■ Task objective
Find and copy every line in the records that includes the string "allele".

Structured figure records

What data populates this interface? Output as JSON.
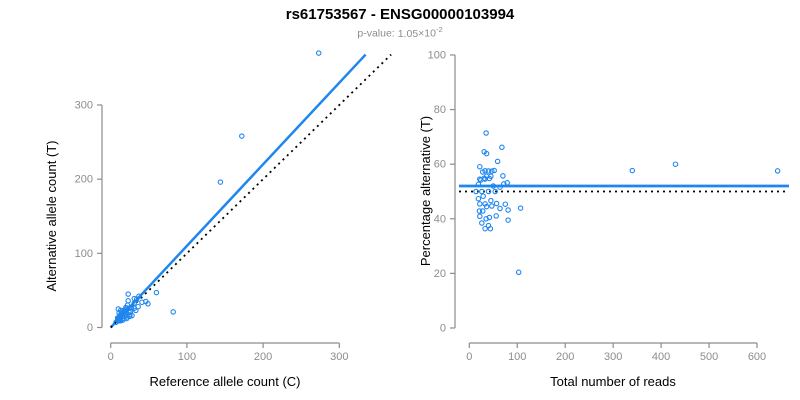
{
  "header": {
    "title": "rs61753567 - ENSG00000103994",
    "subtitle": {
      "label": "p-value:",
      "value": "1.05",
      "times": "×10",
      "exponent": "-2"
    }
  },
  "colors": {
    "accent_blue": "#1e86ee",
    "dotted_black": "#000000",
    "axis_gray": "#8c8c8c",
    "tick_label_gray": "#8c8c8c",
    "text_black": "#000000",
    "subtitle_gray": "#8c8c8c",
    "background": "#ffffff"
  },
  "samples": {
    "columns": [
      "ref_count",
      "alt_count"
    ],
    "rows": [
      [
        10,
        25
      ],
      [
        23,
        45
      ],
      [
        11,
        20
      ],
      [
        13,
        23
      ],
      [
        23,
        36
      ],
      [
        31,
        39
      ],
      [
        9,
        13
      ],
      [
        14,
        19
      ],
      [
        12,
        16
      ],
      [
        17,
        23
      ],
      [
        20,
        27
      ],
      [
        16,
        20
      ],
      [
        20,
        25
      ],
      [
        22,
        30
      ],
      [
        11,
        13
      ],
      [
        14,
        17
      ],
      [
        19,
        23
      ],
      [
        10,
        12
      ],
      [
        15,
        18
      ],
      [
        34,
        38
      ],
      [
        37,
        42
      ],
      [
        9,
        10
      ],
      [
        24,
        26
      ],
      [
        31,
        33
      ],
      [
        7,
        7
      ],
      [
        13,
        13
      ],
      [
        20,
        20
      ],
      [
        27,
        27
      ],
      [
        10,
        9
      ],
      [
        15,
        14
      ],
      [
        24,
        21
      ],
      [
        31,
        26
      ],
      [
        41,
        34
      ],
      [
        12,
        10
      ],
      [
        18,
        15
      ],
      [
        26,
        21
      ],
      [
        12,
        9
      ],
      [
        20,
        16
      ],
      [
        36,
        28
      ],
      [
        46,
        35
      ],
      [
        60,
        47
      ],
      [
        16,
        12
      ],
      [
        25,
        17
      ],
      [
        33,
        23
      ],
      [
        13,
        9
      ],
      [
        21,
        14
      ],
      [
        49,
        32
      ],
      [
        16,
        10
      ],
      [
        25,
        15
      ],
      [
        21,
        12
      ],
      [
        28,
        16
      ],
      [
        82,
        21
      ],
      [
        144,
        196
      ],
      [
        172,
        258
      ],
      [
        273,
        370
      ]
    ]
  },
  "chart_data": [
    {
      "type": "scatter",
      "panel": "left",
      "xlabel": "Reference allele count (C)",
      "ylabel": "Alternative allele count (T)",
      "x_ticks": [
        0,
        100,
        200,
        300
      ],
      "y_ticks": [
        0,
        100,
        200,
        300
      ],
      "xlim": [
        0,
        368
      ],
      "ylim": [
        0,
        368
      ],
      "points": "ref_alt",
      "lines": [
        {
          "name": "regression-line",
          "slope": 1.1,
          "intercept": 0,
          "style": "solid",
          "color": "#1e86ee"
        },
        {
          "name": "identity-line",
          "slope": 1.0,
          "intercept": 0,
          "style": "dotted",
          "color": "#000000"
        }
      ]
    },
    {
      "type": "scatter",
      "panel": "right",
      "xlabel": "Total number of reads",
      "ylabel": "Percentage alternative (T)",
      "x_ticks": [
        0,
        100,
        200,
        300,
        400,
        500,
        600
      ],
      "y_ticks": [
        0,
        20,
        40,
        60,
        80,
        100
      ],
      "xlim": [
        0,
        650
      ],
      "ylim": [
        0,
        100
      ],
      "points": "total_pct",
      "hlines": [
        {
          "name": "mean-percentage-line",
          "value": 52,
          "style": "solid",
          "color": "#1e86ee"
        },
        {
          "name": "null-50-percent-line",
          "value": 50,
          "style": "dotted",
          "color": "#000000"
        }
      ]
    }
  ]
}
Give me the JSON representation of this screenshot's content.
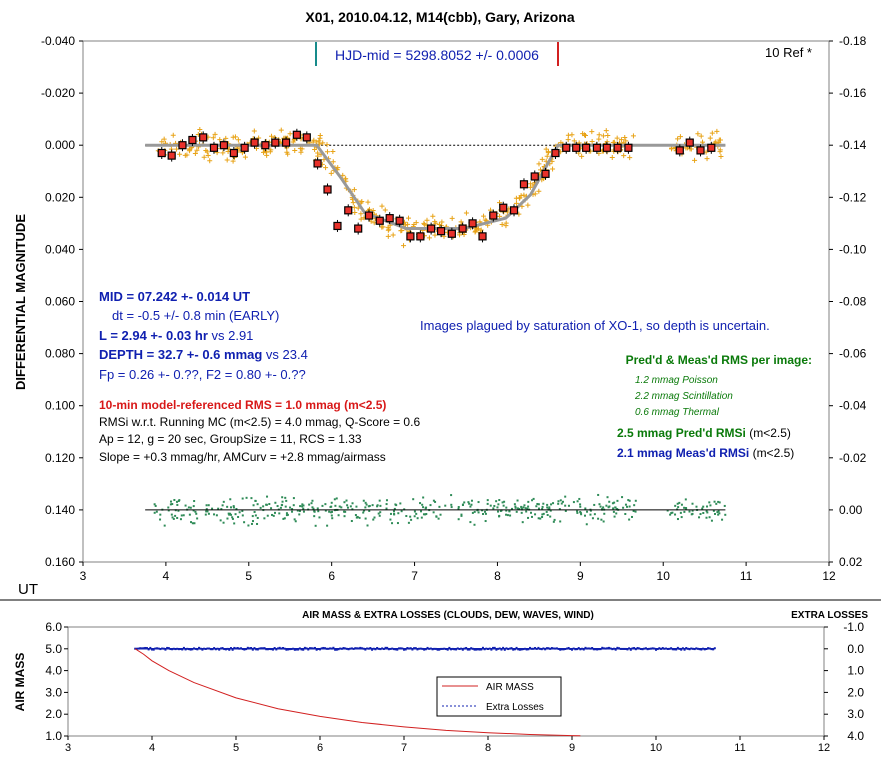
{
  "chart_data": [
    {
      "type": "scatter",
      "title": "X01, 2010.04.12, M14(cbb), Gary, Arizona",
      "ylabel": "DIFFERENTIAL MAGNITUDE",
      "xlabel": "UT",
      "xlim": [
        3,
        12
      ],
      "ylim_left": [
        -0.04,
        0.16
      ],
      "ylim_right": [
        -0.18,
        0.02
      ],
      "y_inverted": true,
      "x_ticks": [
        "3",
        "4",
        "5",
        "6",
        "7",
        "8",
        "9",
        "10",
        "11",
        "12"
      ],
      "y_left_ticks": [
        "-0.040",
        "-0.020",
        "0.000",
        "0.020",
        "0.040",
        "0.060",
        "0.080",
        "0.100",
        "0.120",
        "0.140",
        "0.160"
      ],
      "y_right_ticks": [
        "-0.18",
        "-0.16",
        "-0.14",
        "-0.12",
        "-0.10",
        "-0.08",
        "-0.06",
        "-0.04",
        "-0.02",
        "0.00",
        "0.02"
      ],
      "hjd_label": "HJD-mid = 5298.8052 +/- 0.0006",
      "ref_label": "10 Ref *",
      "note": "Images plagued by saturation of XO-1, so depth is uncertain.",
      "stats": {
        "mid": "MID = 07.242 +- 0.014 UT",
        "dt": "dt = -0.5 +/- 0.8 min (EARLY)",
        "length_bold": "L = 2.94 +- 0.03 hr",
        "length_rest": " vs 2.91",
        "depth_bold": "DEPTH = 32.7 +- 0.6 mmag",
        "depth_rest": " vs 23.4",
        "fp": "Fp = 0.26 +- 0.??, F2 = 0.80 +- 0.??",
        "rms_model": "10-min model-referenced RMS = 1.0 mmag (m<2.5)",
        "rmsi": "RMSi w.r.t. Running MC (m<2.5) = 4.0 mmag, Q-Score = 0.6",
        "ap": "Ap = 12, g = 20 sec, GroupSize = 11, RCS = 1.33",
        "slope": "Slope = +0.3 mmag/hr, AMCurv = +2.8 mmag/airmass"
      },
      "rms_box": {
        "title": "Pred'd & Meas'd RMS per image:",
        "poisson": "1.2 mmag Poisson",
        "scint": "2.2 mmag Scintillation",
        "thermal": "0.6 mmag Thermal",
        "pred_bold": "2.5 mmag Pred'd  RMSi",
        "pred_rest": " (m<2.5)",
        "meas_bold": "2.1 mmag Meas'd RMSi",
        "meas_rest": " (m<2.5)"
      },
      "model": {
        "x": [
          3.75,
          5.82,
          6.1,
          6.4,
          6.9,
          7.6,
          8.1,
          8.4,
          8.73,
          10.75
        ],
        "y": [
          0.0,
          0.0,
          0.012,
          0.026,
          0.032,
          0.032,
          0.028,
          0.019,
          0.0,
          0.0
        ]
      },
      "binned": {
        "x": [
          3.95,
          4.07,
          4.2,
          4.32,
          4.45,
          4.58,
          4.7,
          4.82,
          4.95,
          5.07,
          5.2,
          5.32,
          5.45,
          5.58,
          5.7,
          5.83,
          5.95,
          6.07,
          6.2,
          6.32,
          6.45,
          6.58,
          6.7,
          6.82,
          6.95,
          7.07,
          7.2,
          7.32,
          7.45,
          7.58,
          7.7,
          7.82,
          7.95,
          8.07,
          8.2,
          8.32,
          8.45,
          8.58,
          8.7,
          8.83,
          8.95,
          9.07,
          9.2,
          9.32,
          9.45,
          9.58,
          10.2,
          10.32,
          10.45,
          10.58
        ],
        "y": [
          0.003,
          0.004,
          0.0,
          -0.002,
          -0.003,
          0.001,
          0.0,
          0.003,
          0.001,
          -0.001,
          0.0,
          -0.001,
          -0.001,
          -0.004,
          -0.003,
          0.007,
          0.017,
          0.031,
          0.025,
          0.032,
          0.027,
          0.029,
          0.028,
          0.029,
          0.035,
          0.035,
          0.032,
          0.033,
          0.034,
          0.032,
          0.03,
          0.035,
          0.027,
          0.024,
          0.025,
          0.015,
          0.012,
          0.011,
          0.003,
          0.001,
          0.001,
          0.001,
          0.001,
          0.001,
          0.001,
          0.001,
          0.002,
          -0.001,
          0.002,
          0.001
        ]
      },
      "residual_level": 0.14,
      "residual_seed_note": "",
      "colors": {
        "raw": "#e8a317",
        "binned": "#e8312a",
        "model": "#999999",
        "residual": "#2e8b57",
        "hjd_left": "#178b8b",
        "hjd_right": "#d22020",
        "blue": "#1020b0",
        "red": "#d81818",
        "green": "#0a7a0a"
      }
    },
    {
      "type": "line",
      "title": "AIR MASS & EXTRA LOSSES (CLOUDS, DEW, WAVES, WIND)",
      "ylabel": "AIR MASS",
      "right_label": "EXTRA LOSSES",
      "xlim": [
        3,
        12
      ],
      "ylim_left": [
        1.0,
        6.0
      ],
      "ylim_right": [
        -1.0,
        4.0
      ],
      "x_ticks": [
        "3",
        "4",
        "5",
        "6",
        "7",
        "8",
        "9",
        "10",
        "11",
        "12"
      ],
      "y_left_ticks": [
        "6.0",
        "5.0",
        "4.0",
        "3.0",
        "2.0",
        "1.0"
      ],
      "y_right_ticks": [
        "-1.0",
        "0.0",
        "1.0",
        "2.0",
        "3.0",
        "4.0"
      ],
      "series": [
        {
          "name": "AIR MASS",
          "color": "#d22020",
          "x": [
            3.8,
            3.9,
            4.0,
            4.2,
            4.5,
            5.0,
            5.5,
            6.0,
            6.5,
            7.0,
            7.5,
            8.0,
            8.5,
            9.0,
            9.1
          ],
          "y": [
            5.0,
            4.75,
            4.45,
            4.0,
            3.45,
            2.75,
            2.25,
            1.9,
            1.62,
            1.42,
            1.26,
            1.15,
            1.07,
            1.02,
            1.01
          ]
        },
        {
          "name": "Extra Losses",
          "color": "#1020b0",
          "x": [
            3.8,
            10.7
          ],
          "y": [
            0.0,
            0.0
          ]
        }
      ]
    }
  ]
}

■ Result for this task
      "xlabel": "Reference allele count (C)",
      "ylabel": "Alternative allele count (T)",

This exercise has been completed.